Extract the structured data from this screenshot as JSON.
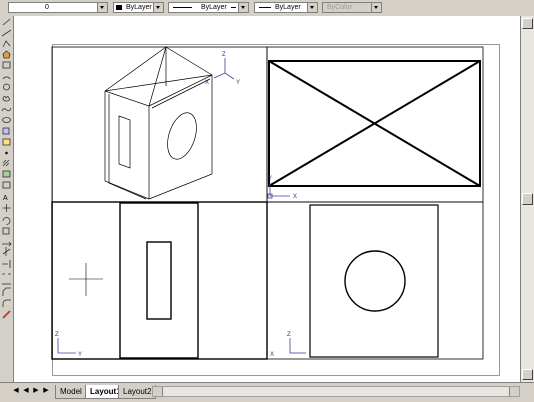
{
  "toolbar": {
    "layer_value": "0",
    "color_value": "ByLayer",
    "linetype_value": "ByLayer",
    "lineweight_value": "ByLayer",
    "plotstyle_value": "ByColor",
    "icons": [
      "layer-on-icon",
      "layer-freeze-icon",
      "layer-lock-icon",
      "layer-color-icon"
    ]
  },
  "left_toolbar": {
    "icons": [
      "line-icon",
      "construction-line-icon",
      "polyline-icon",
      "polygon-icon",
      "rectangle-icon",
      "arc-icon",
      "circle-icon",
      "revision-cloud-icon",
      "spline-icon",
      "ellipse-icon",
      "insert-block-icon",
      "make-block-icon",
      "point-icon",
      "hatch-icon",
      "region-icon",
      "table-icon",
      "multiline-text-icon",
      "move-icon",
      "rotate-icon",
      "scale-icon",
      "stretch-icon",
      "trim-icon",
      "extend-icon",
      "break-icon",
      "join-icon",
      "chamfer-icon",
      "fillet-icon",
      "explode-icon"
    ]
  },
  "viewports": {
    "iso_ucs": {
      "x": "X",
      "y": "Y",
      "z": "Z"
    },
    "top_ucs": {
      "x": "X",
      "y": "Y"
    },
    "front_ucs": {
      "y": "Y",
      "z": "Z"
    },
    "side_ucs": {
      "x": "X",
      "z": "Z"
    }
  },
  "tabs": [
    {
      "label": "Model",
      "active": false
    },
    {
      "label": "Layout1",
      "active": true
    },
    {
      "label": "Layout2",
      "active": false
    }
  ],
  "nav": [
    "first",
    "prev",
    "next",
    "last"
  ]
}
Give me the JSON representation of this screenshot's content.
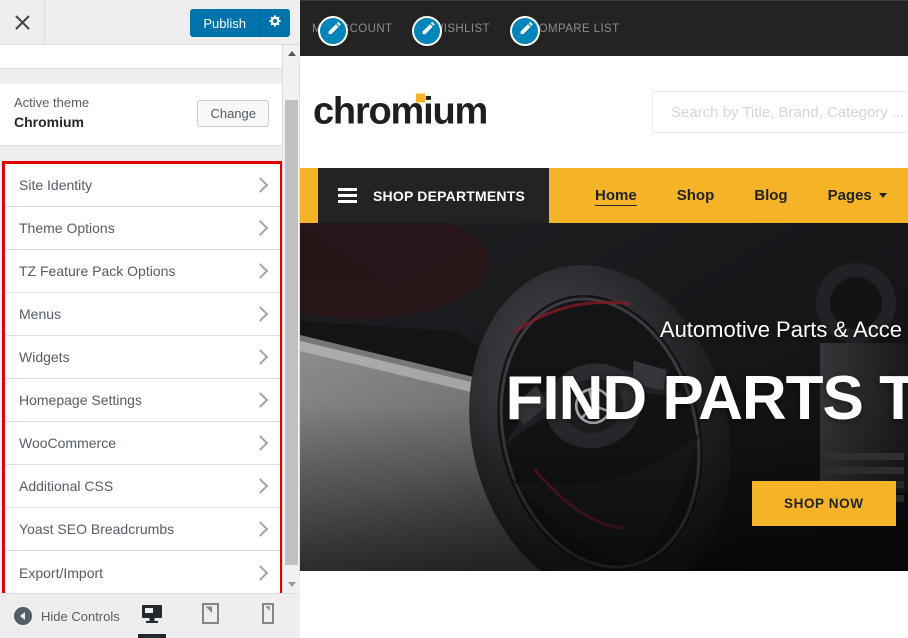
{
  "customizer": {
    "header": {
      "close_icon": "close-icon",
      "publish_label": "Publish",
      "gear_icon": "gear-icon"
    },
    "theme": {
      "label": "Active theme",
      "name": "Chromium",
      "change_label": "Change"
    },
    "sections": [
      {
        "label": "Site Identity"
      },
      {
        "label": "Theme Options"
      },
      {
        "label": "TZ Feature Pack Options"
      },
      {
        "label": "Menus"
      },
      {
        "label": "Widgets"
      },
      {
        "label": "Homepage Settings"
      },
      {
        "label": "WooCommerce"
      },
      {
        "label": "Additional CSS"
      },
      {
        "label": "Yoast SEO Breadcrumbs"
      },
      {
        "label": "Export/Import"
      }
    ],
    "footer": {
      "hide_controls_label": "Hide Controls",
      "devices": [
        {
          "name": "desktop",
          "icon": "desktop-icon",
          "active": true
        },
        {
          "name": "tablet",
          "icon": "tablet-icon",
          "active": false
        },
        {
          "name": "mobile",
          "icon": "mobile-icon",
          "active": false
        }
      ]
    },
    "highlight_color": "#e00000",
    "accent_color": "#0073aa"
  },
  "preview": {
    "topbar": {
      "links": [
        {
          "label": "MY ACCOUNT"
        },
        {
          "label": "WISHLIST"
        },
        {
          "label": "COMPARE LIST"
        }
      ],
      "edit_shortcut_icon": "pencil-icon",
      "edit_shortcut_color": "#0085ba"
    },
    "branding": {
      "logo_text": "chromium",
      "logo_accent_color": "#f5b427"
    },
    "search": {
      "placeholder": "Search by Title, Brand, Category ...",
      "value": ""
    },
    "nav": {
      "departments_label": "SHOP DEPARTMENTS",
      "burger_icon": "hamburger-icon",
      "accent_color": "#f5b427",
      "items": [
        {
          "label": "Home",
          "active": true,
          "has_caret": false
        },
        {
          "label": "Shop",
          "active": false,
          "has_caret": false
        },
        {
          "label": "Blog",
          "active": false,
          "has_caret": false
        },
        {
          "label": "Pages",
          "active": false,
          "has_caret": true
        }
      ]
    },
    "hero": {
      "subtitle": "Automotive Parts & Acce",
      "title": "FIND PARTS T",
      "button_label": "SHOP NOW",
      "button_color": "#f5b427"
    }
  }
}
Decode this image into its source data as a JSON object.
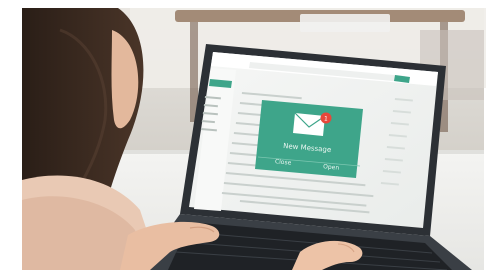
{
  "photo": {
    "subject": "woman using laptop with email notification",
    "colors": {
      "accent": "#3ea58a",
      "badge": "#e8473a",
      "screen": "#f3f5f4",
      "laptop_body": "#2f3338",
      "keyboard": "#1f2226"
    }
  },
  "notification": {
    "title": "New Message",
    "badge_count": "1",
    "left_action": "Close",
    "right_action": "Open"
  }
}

_____

Work to do:
Every line is to be duplicated exactly, though pictures stay out.

Output for this exercise:
Extract the structured data from this screenshot as JSON.
{
  "toolbar": {
    "layer_value": "0",
    "color_value": "ByLayer",
    "linetype_value": "ByLayer",
    "lineweight_value": "ByLayer",
    "plotstyle_value": "ByColor",
    "icons": [
      "layer-on-icon",
      "layer-freeze-icon",
      "layer-lock-icon",
      "layer-color-icon"
    ]
  },
  "left_toolbar": {
    "icons": [
      "line-icon",
      "construction-line-icon",
      "polyline-icon",
      "polygon-icon",
      "rectangle-icon",
      "arc-icon",
      "circle-icon",
      "revision-cloud-icon",
      "spline-icon",
      "ellipse-icon",
      "insert-block-icon",
      "make-block-icon",
      "point-icon",
      "hatch-icon",
      "region-icon",
      "table-icon",
      "multiline-text-icon",
      "move-icon",
      "rotate-icon",
      "scale-icon",
      "stretch-icon",
      "trim-icon",
      "extend-icon",
      "break-icon",
      "join-icon",
      "chamfer-icon",
      "fillet-icon",
      "explode-icon"
    ]
  },
  "viewports": {
    "iso_ucs": {
      "x": "X",
      "y": "Y",
      "z": "Z"
    },
    "top_ucs": {
      "x": "X",
      "y": "Y"
    },
    "front_ucs": {
      "y": "Y",
      "z": "Z"
    },
    "side_ucs": {
      "x": "X",
      "z": "Z"
    }
  },
  "tabs": [
    {
      "label": "Model",
      "active": false
    },
    {
      "label": "Layout1",
      "active": true
    },
    {
      "label": "Layout2",
      "active": false
    }
  ],
  "nav": [
    "first",
    "prev",
    "next",
    "last"
  ]
}
Give me the JSON representation of this screenshot's content.
{
  "customizer": {
    "header": {
      "close_icon": "close-icon",
      "publish_label": "Publish",
      "gear_icon": "gear-icon"
    },
    "theme": {
      "label": "Active theme",
      "name": "Chromium",
      "change_label": "Change"
    },
    "sections": [
      {
        "label": "Site Identity"
      },
      {
        "label": "Theme Options"
      },
      {
        "label": "TZ Feature Pack Options"
      },
      {
        "label": "Menus"
      },
      {
        "label": "Widgets"
      },
      {
        "label": "Homepage Settings"
      },
      {
        "label": "WooCommerce"
      },
      {
        "label": "Additional CSS"
      },
      {
        "label": "Yoast SEO Breadcrumbs"
      },
      {
        "label": "Export/Import"
      }
    ],
    "footer": {
      "hide_controls_label": "Hide Controls",
      "devices": [
        {
          "name": "desktop",
          "icon": "desktop-icon",
          "active": true
        },
        {
          "name": "tablet",
          "icon": "tablet-icon",
          "active": false
        },
        {
          "name": "mobile",
          "icon": "mobile-icon",
          "active": false
        }
      ]
    },
    "highlight_color": "#e00000",
    "accent_color": "#0073aa"
  },
  "preview": {
    "topbar": {
      "links": [
        {
          "label": "MY ACCOUNT"
        },
        {
          "label": "WISHLIST"
        },
        {
          "label": "COMPARE LIST"
        }
      ],
      "edit_shortcut_icon": "pencil-icon",
      "edit_shortcut_color": "#0085ba"
    },
    "branding": {
      "logo_text": "chromium",
      "logo_accent_color": "#f5b427"
    },
    "search": {
      "placeholder": "Search by Title, Brand, Category ...",
      "value": ""
    },
    "nav": {
      "departments_label": "SHOP DEPARTMENTS",
      "burger_icon": "hamburger-icon",
      "accent_color": "#f5b427",
      "items": [
        {
          "label": "Home",
          "active": true,
          "has_caret": false
        },
        {
          "label": "Shop",
          "active": false,
          "has_caret": false
        },
        {
          "label": "Blog",
          "active": false,
          "has_caret": false
        },
        {
          "label": "Pages",
          "active": false,
          "has_caret": true
        }
      ]
    },
    "hero": {
      "subtitle": "Automotive Parts & Acce",
      "title": "FIND PARTS T",
      "button_label": "SHOP NOW",
      "button_color": "#f5b427"
    }
  }
}
Decode this image into its source data as a JSON object.
{
  "photo": {
    "subject": "woman using laptop with email notification",
    "colors": {
      "accent": "#3ea58a",
      "badge": "#e8473a",
      "screen": "#f3f5f4",
      "laptop_body": "#2f3338",
      "keyboard": "#1f2226"
    }
  },
  "notification": {
    "title": "New Message",
    "badge_count": "1",
    "left_action": "Close",
    "right_action": "Open"
  }
}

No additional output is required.